▸ **What is required**: Output all the material that follows, exactly as given.

▸ **Stored records**:
▽

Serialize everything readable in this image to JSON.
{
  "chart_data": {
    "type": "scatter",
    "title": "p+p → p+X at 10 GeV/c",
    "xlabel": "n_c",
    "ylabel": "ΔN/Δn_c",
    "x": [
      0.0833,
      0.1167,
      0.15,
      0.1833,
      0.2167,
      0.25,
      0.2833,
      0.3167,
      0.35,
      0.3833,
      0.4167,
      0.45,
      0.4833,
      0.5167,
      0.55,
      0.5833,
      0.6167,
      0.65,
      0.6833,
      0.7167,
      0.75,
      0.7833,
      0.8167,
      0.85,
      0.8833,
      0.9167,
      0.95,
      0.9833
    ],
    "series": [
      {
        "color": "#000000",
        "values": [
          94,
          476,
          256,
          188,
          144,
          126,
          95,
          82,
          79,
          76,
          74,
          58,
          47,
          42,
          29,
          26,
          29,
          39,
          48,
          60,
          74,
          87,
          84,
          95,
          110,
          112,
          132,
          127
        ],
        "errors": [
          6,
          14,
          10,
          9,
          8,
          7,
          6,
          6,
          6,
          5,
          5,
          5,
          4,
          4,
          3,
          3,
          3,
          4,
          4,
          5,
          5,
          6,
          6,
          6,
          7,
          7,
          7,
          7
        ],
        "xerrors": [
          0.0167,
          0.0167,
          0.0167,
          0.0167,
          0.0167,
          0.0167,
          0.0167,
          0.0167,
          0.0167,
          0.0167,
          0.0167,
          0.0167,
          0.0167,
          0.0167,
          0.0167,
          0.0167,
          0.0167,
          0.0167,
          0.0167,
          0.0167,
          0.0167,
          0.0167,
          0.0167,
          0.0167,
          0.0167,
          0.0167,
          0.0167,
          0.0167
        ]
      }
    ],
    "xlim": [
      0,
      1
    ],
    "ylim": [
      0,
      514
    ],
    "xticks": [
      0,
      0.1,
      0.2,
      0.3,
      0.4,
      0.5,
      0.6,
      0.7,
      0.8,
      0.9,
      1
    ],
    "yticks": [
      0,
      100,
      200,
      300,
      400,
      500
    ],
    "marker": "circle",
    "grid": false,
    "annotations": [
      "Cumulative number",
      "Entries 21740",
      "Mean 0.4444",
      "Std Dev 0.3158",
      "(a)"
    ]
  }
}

△

▸ **Solution to the problem**:
Serialize everything readable in this image to JSON.
{
  "chart_data": {
    "type": "scatter",
    "title": "p+p → p+X at 10 GeV/c",
    "xlabel": "n_c",
    "ylabel": "ΔN/Δn_c",
    "x": [
      0.0833,
      0.1167,
      0.15,
      0.1833,
      0.2167,
      0.25,
      0.2833,
      0.3167,
      0.35,
      0.3833,
      0.4167,
      0.45,
      0.4833,
      0.5167,
      0.55,
      0.5833,
      0.6167,
      0.65,
      0.6833,
      0.7167,
      0.75,
      0.7833,
      0.8167,
      0.85,
      0.8833,
      0.9167,
      0.95,
      0.9833
    ],
    "series": [
      {
        "color": "#000000",
        "values": [
          94,
          476,
          256,
          188,
          144,
          126,
          95,
          82,
          79,
          76,
          74,
          58,
          47,
          42,
          29,
          26,
          29,
          39,
          48,
          60,
          74,
          87,
          84,
          95,
          110,
          112,
          132,
          127
        ],
        "errors": [
          6,
          14,
          10,
          9,
          8,
          7,
          6,
          6,
          6,
          5,
          5,
          5,
          4,
          4,
          3,
          3,
          3,
          4,
          4,
          5,
          5,
          6,
          6,
          6,
          7,
          7,
          7,
          7
        ],
        "xerrors": [
          0.0167,
          0.0167,
          0.0167,
          0.0167,
          0.0167,
          0.0167,
          0.0167,
          0.0167,
          0.0167,
          0.0167,
          0.0167,
          0.0167,
          0.0167,
          0.0167,
          0.0167,
          0.0167,
          0.0167,
          0.0167,
          0.0167,
          0.0167,
          0.0167,
          0.0167,
          0.0167,
          0.0167,
          0.0167,
          0.0167,
          0.0167,
          0.0167
        ]
      }
    ],
    "xlim": [
      0,
      1
    ],
    "ylim": [
      0,
      514
    ],
    "xticks": [
      0,
      0.1,
      0.2,
      0.3,
      0.4,
      0.5,
      0.6,
      0.7,
      0.8,
      0.9,
      1
    ],
    "yticks": [
      0,
      100,
      200,
      300,
      400,
      500
    ],
    "marker": "circle",
    "grid": false,
    "annotations": [
      "Cumulative number",
      "Entries 21740",
      "Mean 0.4444",
      "Std Dev 0.3158",
      "(a)"
    ]
  }
}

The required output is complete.